▸ Exercise brief:
Where does the string "name" appear? Copy every line of the entries below that holds it.

▸ Listing:

┌──

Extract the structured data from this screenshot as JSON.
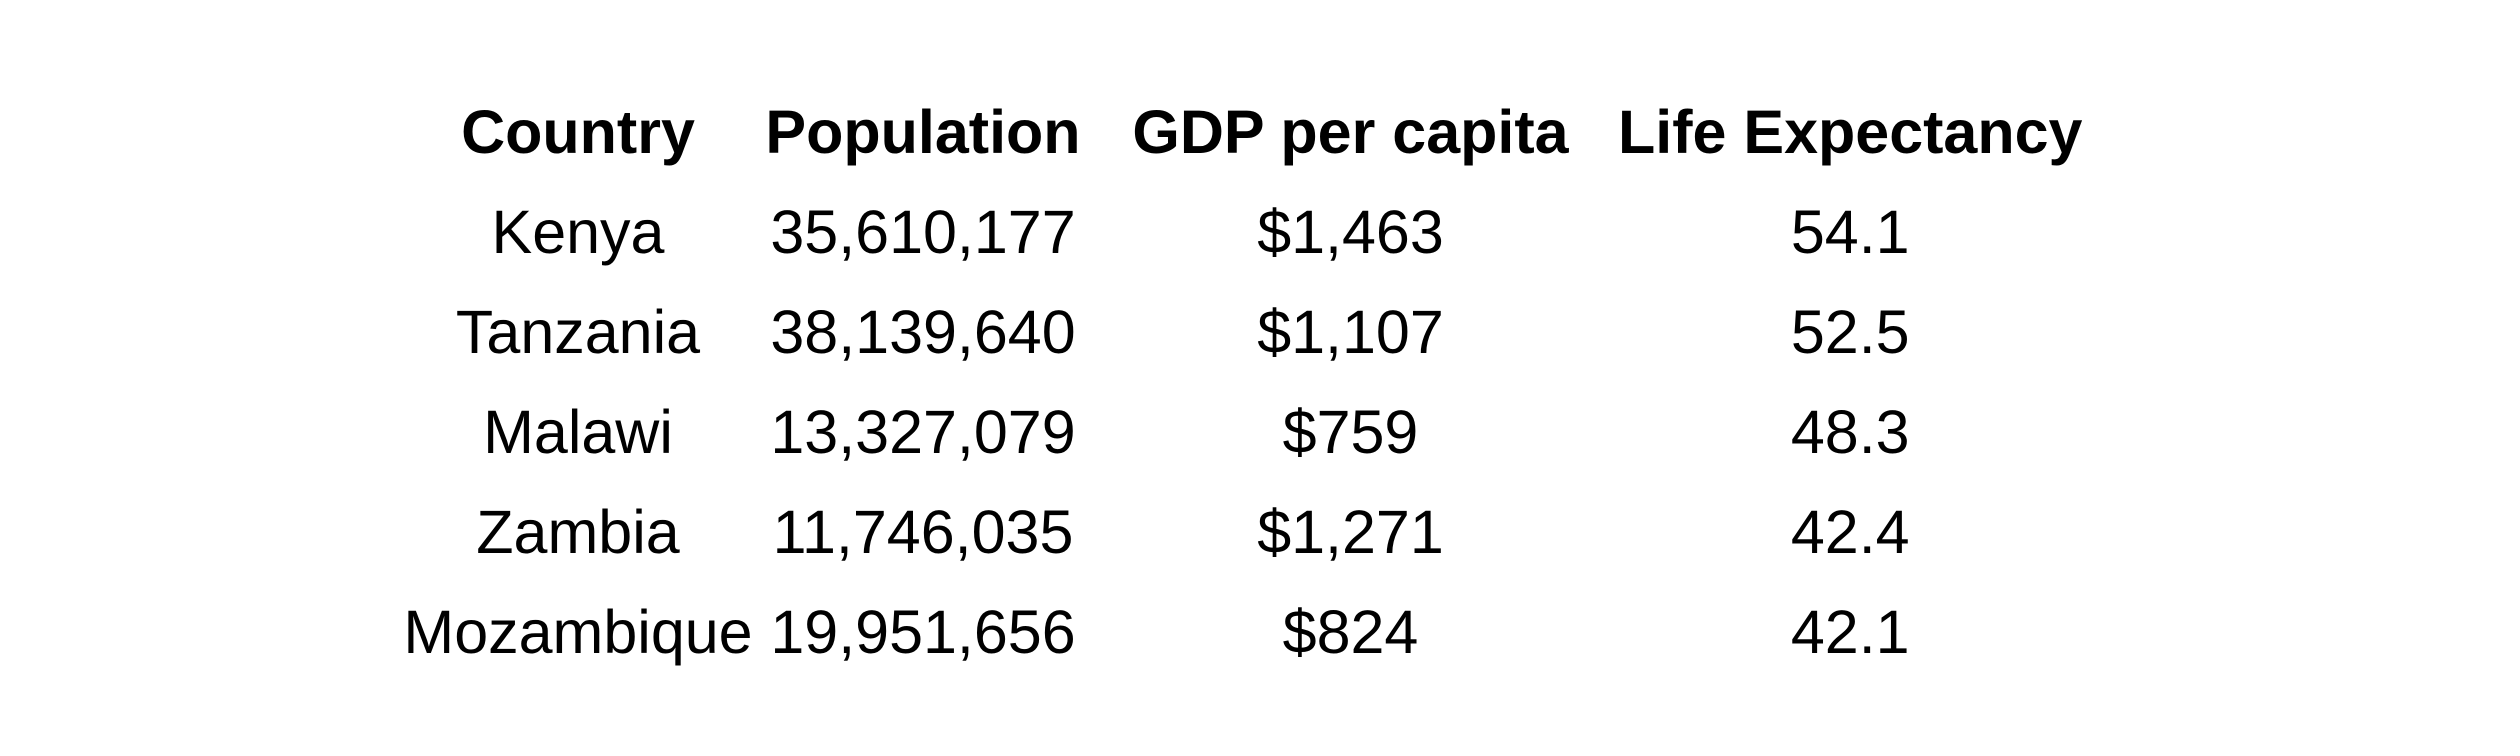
{
  "table": {
    "headers": [
      "Country",
      "Population",
      "GDP per capita",
      "Life Expectancy"
    ],
    "rows": [
      [
        "Kenya",
        "35,610,177",
        "$1,463",
        "54.1"
      ],
      [
        "Tanzania",
        "38,139,640",
        "$1,107",
        "52.5"
      ],
      [
        "Malawi",
        "13,327,079",
        "$759",
        "48.3"
      ],
      [
        "Zambia",
        "11,746,035",
        "$1,271",
        "42.4"
      ],
      [
        "Mozambique",
        "19,951,656",
        "$824",
        "42.1"
      ]
    ]
  },
  "colors": {
    "text": "#000000",
    "background": "#ffffff"
  }
}
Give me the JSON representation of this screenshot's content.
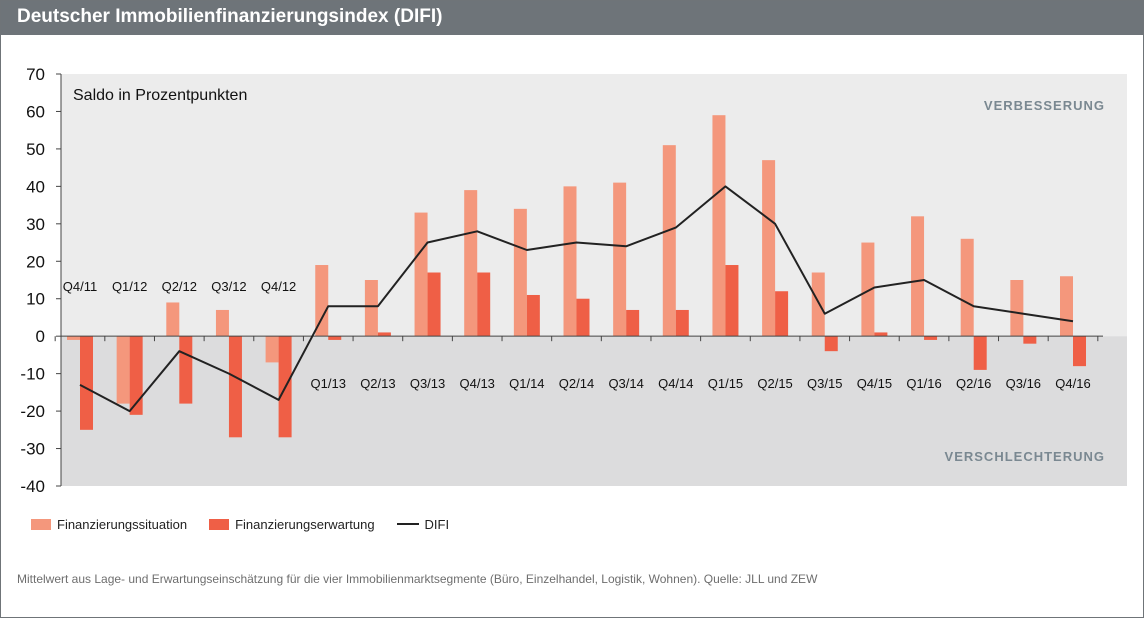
{
  "title": "Deutscher Immobilienfinanzierungsindex (DIFI)",
  "chart_data": {
    "type": "bar",
    "categories": [
      "Q4/11",
      "Q1/12",
      "Q2/12",
      "Q3/12",
      "Q4/12",
      "Q1/13",
      "Q2/13",
      "Q3/13",
      "Q4/13",
      "Q1/14",
      "Q2/14",
      "Q3/14",
      "Q4/14",
      "Q1/15",
      "Q2/15",
      "Q3/15",
      "Q4/15",
      "Q1/16",
      "Q2/16",
      "Q3/16",
      "Q4/16"
    ],
    "series": [
      {
        "name": "Finanzierungssituation",
        "kind": "bar",
        "color": "#f4977c",
        "values": [
          -1,
          -18,
          9,
          7,
          -7,
          19,
          15,
          33,
          39,
          34,
          40,
          41,
          51,
          59,
          47,
          17,
          25,
          32,
          26,
          15,
          16
        ]
      },
      {
        "name": "Finanzierungserwartung",
        "kind": "bar",
        "color": "#ef5f46",
        "values": [
          -25,
          -21,
          -18,
          -27,
          -27,
          -1,
          1,
          17,
          17,
          11,
          10,
          7,
          7,
          19,
          12,
          -4,
          1,
          -1,
          -9,
          -2,
          -8
        ]
      },
      {
        "name": "DIFI",
        "kind": "line",
        "color": "#222222",
        "values": [
          -13,
          -20,
          -4,
          -10,
          -17,
          8,
          8,
          25,
          28,
          23,
          25,
          24,
          29,
          40,
          30,
          6,
          13,
          15,
          8,
          6,
          4
        ]
      }
    ],
    "ylim": [
      -40,
      70
    ],
    "yticks": [
      70,
      60,
      50,
      40,
      30,
      20,
      10,
      0,
      -10,
      -20,
      -30,
      -40
    ],
    "ylabel": "Saldo in Prozentpunkten",
    "annotations": [
      "VERBESSERUNG",
      "VERSCHLECHTERUNG"
    ],
    "legend_position": "bottom-left",
    "zone_colors": {
      "positive": "#ececec",
      "negative": "#dcdcdd"
    }
  },
  "legend": {
    "items": [
      "Finanzierungssituation",
      "Finanzierungserwartung",
      "DIFI"
    ]
  },
  "footnote": "Mittelwert aus Lage- und Erwartungseinschätzung für die vier Immobilienmarktsegmente (Büro, Einzelhandel, Logistik, Wohnen). Quelle: JLL und ZEW"
}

└──

▸ Answer to the problem:
        "name": "Finanzierungssituation",
        "name": "Finanzierungserwartung",
        "name": "DIFI",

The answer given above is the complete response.